* TEXT *
So Leach's hatchet job on Eric Mangini this weekend, in response to the ex-Jets and new Browns coach (allegedly, though not definitively, as the term seems to be a paraphrase by a Browns blogger) calling Michael Crabtree a "diva," is truly a rare gem of smack in a steady stream of generics:
"Crabtree as a receiver has been more successful than that guy has been as a coach," Leach said.
More on Mangini: "I think he took it upon himself to figure that in a few minutes he had all the expertise on the subject of Michael Crabtree that he needed. And so we’ll see how those non-divas up there in Cleveland do this year.
"Here’s the other thing: What’s interesting to me, a guy that really has not accomplished a great deal there at Cleveland or the Jets for that matter to publicly comment on A) someone he doesn’t even know and B) someone whose accomplishements speak for themselves and, within the specific field that Michael Crabtree’s in, Michael’s accomplishments speak louder than Mangini’s do."

* GOAL OF THE EXERCISE *
Return verbatim the portion of the text on Leach's remarks about Mangini starting with "So Leach's hatchet" and going on through "do this year.". The material below comes from a separate source.

* PROVIDED DATA *
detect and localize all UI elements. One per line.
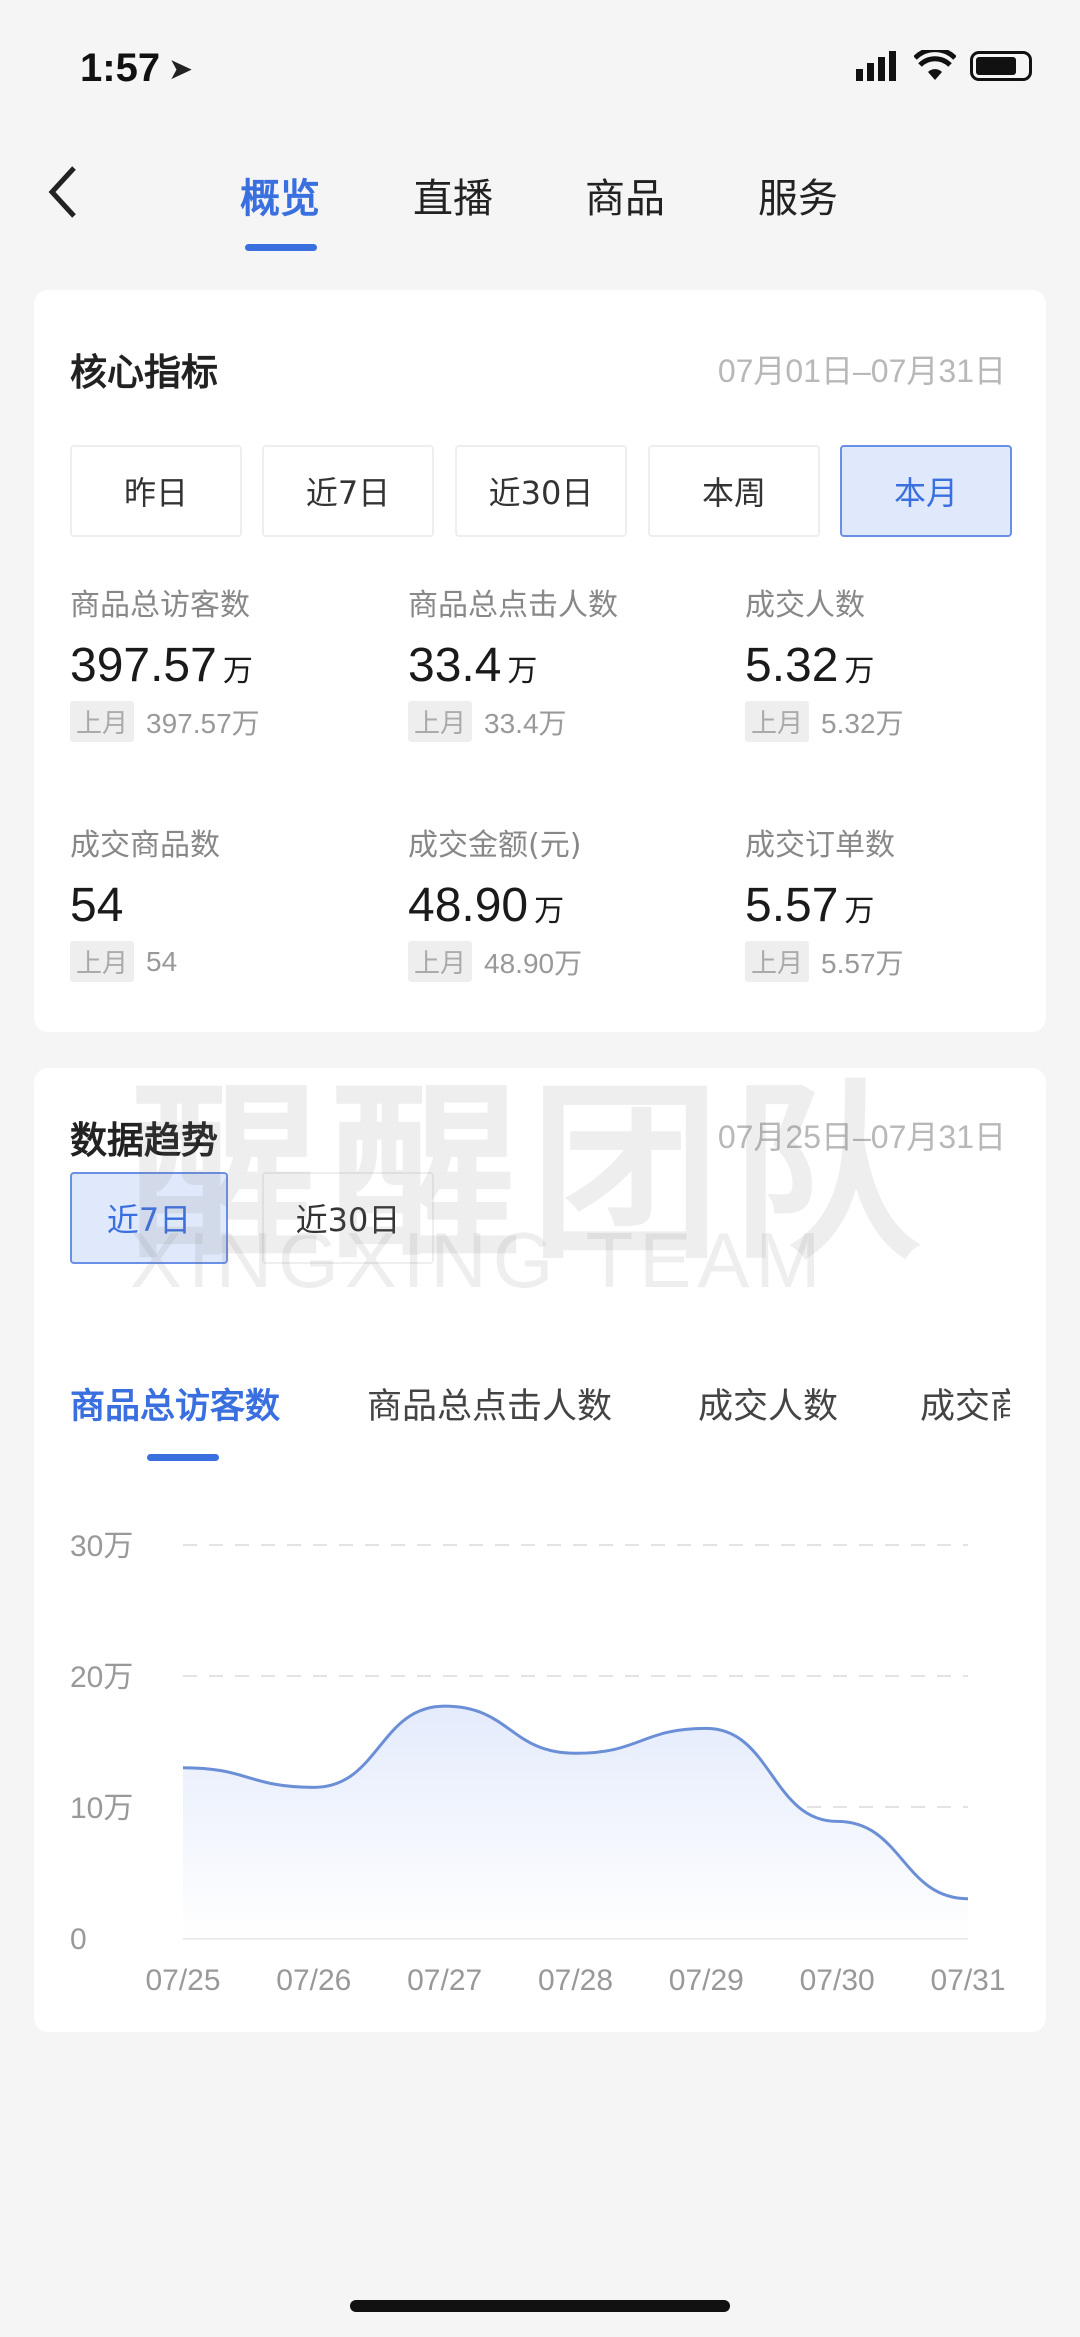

...

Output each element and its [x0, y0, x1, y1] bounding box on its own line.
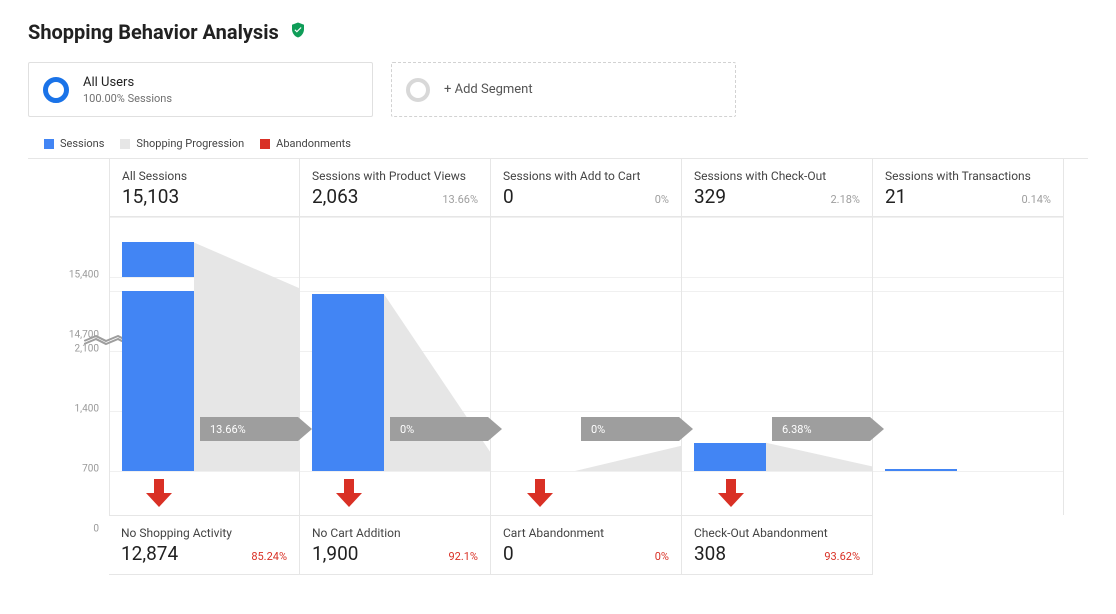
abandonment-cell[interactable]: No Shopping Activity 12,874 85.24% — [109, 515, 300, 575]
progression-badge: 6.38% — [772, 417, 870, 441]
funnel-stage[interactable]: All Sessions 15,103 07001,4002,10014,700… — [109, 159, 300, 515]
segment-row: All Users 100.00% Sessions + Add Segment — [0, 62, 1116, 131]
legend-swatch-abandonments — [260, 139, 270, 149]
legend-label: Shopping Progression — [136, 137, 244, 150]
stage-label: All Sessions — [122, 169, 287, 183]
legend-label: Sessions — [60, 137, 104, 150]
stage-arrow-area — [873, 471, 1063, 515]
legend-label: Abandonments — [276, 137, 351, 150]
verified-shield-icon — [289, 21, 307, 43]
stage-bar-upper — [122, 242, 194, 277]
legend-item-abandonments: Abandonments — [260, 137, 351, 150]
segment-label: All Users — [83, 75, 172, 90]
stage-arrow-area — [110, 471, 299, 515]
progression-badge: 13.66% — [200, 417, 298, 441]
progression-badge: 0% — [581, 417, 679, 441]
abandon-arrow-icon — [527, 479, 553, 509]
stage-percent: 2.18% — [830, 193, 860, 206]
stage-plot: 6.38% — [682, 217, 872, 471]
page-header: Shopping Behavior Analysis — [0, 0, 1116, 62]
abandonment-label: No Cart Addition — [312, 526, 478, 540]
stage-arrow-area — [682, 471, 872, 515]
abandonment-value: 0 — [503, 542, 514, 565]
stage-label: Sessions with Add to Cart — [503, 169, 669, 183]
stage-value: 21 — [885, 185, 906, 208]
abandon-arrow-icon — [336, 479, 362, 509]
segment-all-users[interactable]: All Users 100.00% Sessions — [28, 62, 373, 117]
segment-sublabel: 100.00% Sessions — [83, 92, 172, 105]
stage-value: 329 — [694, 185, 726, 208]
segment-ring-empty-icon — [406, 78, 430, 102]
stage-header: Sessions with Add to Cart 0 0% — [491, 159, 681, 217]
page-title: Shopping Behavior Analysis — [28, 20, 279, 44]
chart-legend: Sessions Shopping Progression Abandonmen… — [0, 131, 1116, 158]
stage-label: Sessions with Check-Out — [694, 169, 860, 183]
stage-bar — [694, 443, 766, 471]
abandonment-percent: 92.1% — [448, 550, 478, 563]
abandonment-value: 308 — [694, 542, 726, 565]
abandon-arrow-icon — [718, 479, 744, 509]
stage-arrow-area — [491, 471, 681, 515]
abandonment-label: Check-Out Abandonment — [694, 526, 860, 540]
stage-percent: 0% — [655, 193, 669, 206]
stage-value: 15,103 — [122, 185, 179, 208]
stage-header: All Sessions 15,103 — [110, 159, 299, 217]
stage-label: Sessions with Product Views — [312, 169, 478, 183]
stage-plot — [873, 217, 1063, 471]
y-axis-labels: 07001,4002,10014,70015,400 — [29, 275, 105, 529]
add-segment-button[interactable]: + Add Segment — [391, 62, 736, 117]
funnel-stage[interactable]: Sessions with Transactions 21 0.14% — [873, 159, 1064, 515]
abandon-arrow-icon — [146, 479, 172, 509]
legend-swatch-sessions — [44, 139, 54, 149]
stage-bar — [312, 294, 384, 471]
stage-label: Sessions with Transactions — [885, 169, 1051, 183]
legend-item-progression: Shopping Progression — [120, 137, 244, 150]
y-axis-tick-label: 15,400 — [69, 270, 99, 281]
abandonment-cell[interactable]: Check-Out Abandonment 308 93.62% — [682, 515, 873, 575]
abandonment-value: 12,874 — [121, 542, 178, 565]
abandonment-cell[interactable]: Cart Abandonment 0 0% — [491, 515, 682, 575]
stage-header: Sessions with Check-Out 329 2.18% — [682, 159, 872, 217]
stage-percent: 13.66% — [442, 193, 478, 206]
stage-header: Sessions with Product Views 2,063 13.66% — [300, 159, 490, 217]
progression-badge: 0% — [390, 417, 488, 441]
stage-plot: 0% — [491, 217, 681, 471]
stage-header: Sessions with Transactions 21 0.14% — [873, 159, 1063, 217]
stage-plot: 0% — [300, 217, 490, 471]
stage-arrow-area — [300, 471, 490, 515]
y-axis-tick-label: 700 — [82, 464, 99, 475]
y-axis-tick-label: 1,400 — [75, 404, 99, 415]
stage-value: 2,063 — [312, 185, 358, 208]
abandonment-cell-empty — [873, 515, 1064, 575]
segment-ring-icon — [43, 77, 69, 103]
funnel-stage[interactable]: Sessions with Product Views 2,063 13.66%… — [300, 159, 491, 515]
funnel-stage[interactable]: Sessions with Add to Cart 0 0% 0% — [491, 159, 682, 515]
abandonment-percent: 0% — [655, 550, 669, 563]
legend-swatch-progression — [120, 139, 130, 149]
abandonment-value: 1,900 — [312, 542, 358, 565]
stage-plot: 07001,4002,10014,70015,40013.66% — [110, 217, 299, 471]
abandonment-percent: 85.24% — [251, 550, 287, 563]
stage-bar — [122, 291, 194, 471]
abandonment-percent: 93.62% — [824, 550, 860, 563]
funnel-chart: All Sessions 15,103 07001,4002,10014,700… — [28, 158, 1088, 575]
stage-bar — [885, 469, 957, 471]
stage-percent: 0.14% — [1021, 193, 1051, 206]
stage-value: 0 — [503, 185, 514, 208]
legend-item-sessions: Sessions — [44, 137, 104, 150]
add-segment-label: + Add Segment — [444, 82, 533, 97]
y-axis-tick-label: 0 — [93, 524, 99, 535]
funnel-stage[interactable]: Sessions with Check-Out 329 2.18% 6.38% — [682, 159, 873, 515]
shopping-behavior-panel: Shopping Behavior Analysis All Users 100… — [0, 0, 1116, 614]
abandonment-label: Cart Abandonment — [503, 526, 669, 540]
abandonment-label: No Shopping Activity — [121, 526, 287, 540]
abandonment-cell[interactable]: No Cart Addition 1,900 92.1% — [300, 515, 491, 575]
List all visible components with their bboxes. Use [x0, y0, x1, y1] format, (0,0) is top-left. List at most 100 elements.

---

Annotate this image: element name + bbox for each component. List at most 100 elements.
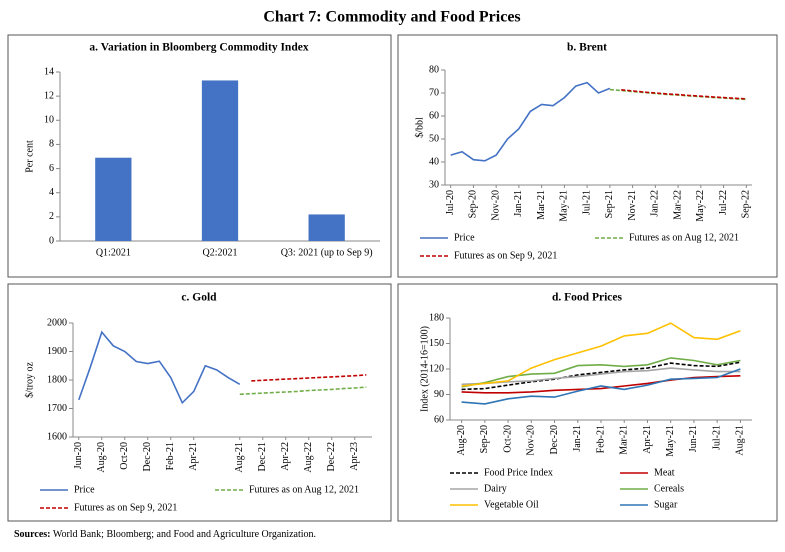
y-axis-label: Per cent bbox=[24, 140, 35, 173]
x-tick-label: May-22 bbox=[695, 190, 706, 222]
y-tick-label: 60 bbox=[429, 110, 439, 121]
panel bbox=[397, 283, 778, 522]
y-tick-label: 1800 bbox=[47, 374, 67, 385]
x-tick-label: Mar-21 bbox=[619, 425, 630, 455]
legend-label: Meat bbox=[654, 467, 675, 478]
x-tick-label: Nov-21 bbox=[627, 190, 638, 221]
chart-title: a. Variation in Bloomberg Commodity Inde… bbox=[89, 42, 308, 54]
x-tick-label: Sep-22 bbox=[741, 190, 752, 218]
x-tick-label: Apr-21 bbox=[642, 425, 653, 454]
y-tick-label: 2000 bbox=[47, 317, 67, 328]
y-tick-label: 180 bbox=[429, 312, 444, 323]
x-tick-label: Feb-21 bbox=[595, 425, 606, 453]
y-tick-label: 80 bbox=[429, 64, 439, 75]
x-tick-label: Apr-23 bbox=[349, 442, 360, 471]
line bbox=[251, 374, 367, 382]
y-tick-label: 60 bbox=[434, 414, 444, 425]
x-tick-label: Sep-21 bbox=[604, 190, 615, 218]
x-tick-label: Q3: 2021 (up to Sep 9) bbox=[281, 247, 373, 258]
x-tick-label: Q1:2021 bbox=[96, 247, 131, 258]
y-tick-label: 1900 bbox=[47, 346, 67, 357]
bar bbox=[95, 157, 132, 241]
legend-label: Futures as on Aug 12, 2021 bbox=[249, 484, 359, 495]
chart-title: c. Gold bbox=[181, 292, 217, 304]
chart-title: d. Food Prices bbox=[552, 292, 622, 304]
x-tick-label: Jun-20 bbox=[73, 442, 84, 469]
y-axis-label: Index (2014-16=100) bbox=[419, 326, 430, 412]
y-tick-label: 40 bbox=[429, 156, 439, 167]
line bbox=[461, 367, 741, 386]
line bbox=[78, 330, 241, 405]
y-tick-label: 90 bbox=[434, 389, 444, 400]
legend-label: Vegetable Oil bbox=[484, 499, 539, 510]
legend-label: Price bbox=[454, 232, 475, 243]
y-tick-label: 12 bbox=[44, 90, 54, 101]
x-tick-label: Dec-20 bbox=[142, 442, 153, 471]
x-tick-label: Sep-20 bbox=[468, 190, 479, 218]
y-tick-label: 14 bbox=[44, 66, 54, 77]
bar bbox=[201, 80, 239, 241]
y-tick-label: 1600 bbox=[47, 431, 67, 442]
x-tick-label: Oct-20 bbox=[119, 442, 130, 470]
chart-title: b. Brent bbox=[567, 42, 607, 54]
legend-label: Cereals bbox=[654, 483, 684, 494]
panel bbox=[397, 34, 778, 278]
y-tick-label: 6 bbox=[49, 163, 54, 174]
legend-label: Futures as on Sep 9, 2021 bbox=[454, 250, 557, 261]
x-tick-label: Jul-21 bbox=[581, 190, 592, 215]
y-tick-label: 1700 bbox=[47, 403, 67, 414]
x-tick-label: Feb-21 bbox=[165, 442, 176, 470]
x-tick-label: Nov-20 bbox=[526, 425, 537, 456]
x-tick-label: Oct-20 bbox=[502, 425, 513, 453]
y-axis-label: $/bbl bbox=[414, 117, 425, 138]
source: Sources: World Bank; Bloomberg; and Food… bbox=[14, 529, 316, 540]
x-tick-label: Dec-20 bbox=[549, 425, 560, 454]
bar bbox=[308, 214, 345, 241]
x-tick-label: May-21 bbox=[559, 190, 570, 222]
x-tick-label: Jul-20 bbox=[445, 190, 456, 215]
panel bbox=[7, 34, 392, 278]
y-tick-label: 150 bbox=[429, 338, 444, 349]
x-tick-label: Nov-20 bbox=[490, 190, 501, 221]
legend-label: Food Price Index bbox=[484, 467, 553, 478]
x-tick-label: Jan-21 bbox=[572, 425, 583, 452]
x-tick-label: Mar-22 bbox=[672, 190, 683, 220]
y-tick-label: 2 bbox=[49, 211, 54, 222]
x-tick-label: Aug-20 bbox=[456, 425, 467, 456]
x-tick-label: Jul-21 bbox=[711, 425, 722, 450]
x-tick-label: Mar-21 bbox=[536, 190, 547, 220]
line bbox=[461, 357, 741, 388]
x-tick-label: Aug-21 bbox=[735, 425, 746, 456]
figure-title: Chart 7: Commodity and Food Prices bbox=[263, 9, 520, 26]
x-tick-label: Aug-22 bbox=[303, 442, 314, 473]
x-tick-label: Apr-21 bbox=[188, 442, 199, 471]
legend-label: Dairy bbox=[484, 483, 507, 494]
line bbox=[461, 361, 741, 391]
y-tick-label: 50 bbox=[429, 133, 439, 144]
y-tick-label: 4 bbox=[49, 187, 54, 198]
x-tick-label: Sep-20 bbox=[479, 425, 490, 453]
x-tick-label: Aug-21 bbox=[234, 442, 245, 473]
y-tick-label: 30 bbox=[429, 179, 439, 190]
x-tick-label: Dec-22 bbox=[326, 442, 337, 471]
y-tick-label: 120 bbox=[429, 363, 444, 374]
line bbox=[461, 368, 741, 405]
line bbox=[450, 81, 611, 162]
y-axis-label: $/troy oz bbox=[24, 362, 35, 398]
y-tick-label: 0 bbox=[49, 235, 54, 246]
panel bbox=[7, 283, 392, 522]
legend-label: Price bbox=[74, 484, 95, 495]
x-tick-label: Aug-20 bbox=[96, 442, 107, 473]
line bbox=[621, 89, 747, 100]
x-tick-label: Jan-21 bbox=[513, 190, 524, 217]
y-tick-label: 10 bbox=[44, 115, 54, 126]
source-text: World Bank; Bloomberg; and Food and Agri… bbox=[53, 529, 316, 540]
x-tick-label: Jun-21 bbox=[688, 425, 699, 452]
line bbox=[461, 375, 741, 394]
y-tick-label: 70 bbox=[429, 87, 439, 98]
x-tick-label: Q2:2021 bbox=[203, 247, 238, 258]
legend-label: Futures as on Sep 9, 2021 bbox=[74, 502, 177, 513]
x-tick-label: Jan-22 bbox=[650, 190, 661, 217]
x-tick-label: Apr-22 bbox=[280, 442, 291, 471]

* EXERCISE OUTPUT *
So Leach's hatchet job on Eric Mangini this weekend, in response to the ex-Jets and new Browns coach (allegedly, though not definitively, as the term seems to be a paraphrase by a Browns blogger) calling Michael Crabtree a "diva," is truly a rare gem of smack in a steady stream of generics:
"Crabtree as a receiver has been more successful than that guy has been as a coach," Leach said.
More on Mangini: "I think he took it upon himself to figure that in a few minutes he had all the expertise on the subject of Michael Crabtree that he needed. And so we’ll see how those non-divas up there in Cleveland do this year.